» **STATED TASK**: Determine the number of lines that contain the word "tačke", then state that number and nothing more.
— Begin ITEMS —
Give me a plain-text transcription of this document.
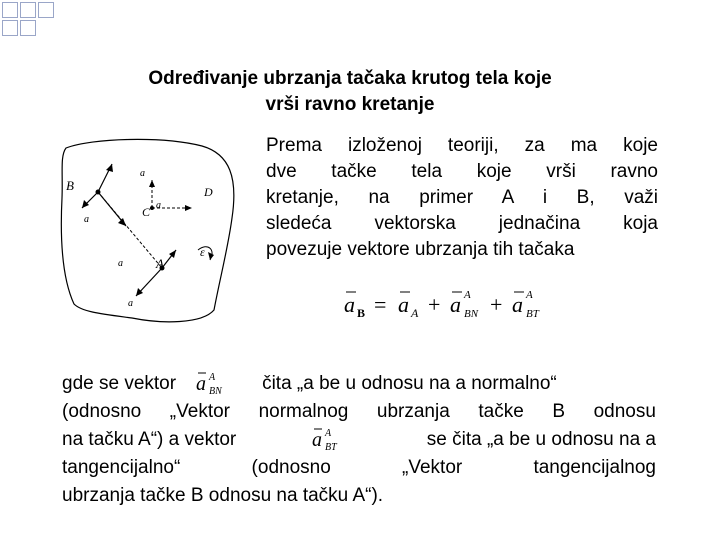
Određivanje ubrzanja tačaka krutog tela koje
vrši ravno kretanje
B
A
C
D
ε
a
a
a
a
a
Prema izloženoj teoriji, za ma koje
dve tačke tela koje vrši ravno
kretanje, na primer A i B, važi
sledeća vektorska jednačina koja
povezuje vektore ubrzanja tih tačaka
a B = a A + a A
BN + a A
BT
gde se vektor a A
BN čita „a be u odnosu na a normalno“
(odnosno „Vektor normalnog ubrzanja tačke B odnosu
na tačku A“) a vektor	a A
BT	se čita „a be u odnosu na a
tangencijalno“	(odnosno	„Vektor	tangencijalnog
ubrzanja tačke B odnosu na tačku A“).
— End ITEMS —
— Begin ITEMS —
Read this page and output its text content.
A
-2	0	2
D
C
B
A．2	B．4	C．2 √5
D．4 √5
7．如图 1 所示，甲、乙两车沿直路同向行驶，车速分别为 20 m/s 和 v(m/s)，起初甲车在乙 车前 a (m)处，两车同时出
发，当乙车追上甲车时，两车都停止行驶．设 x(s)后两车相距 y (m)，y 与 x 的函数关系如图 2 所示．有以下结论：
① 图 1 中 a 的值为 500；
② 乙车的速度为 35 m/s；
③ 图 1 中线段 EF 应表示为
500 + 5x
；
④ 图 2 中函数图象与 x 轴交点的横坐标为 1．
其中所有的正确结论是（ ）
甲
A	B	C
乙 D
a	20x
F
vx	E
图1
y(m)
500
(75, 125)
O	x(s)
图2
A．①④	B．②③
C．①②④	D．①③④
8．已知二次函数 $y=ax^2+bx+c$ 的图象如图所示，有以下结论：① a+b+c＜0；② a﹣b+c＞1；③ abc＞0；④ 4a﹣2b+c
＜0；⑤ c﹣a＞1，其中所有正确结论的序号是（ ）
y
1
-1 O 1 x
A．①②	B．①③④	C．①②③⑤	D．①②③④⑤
— End ITEMS —
» **RESULT FOR THIS EXERCISE**: 3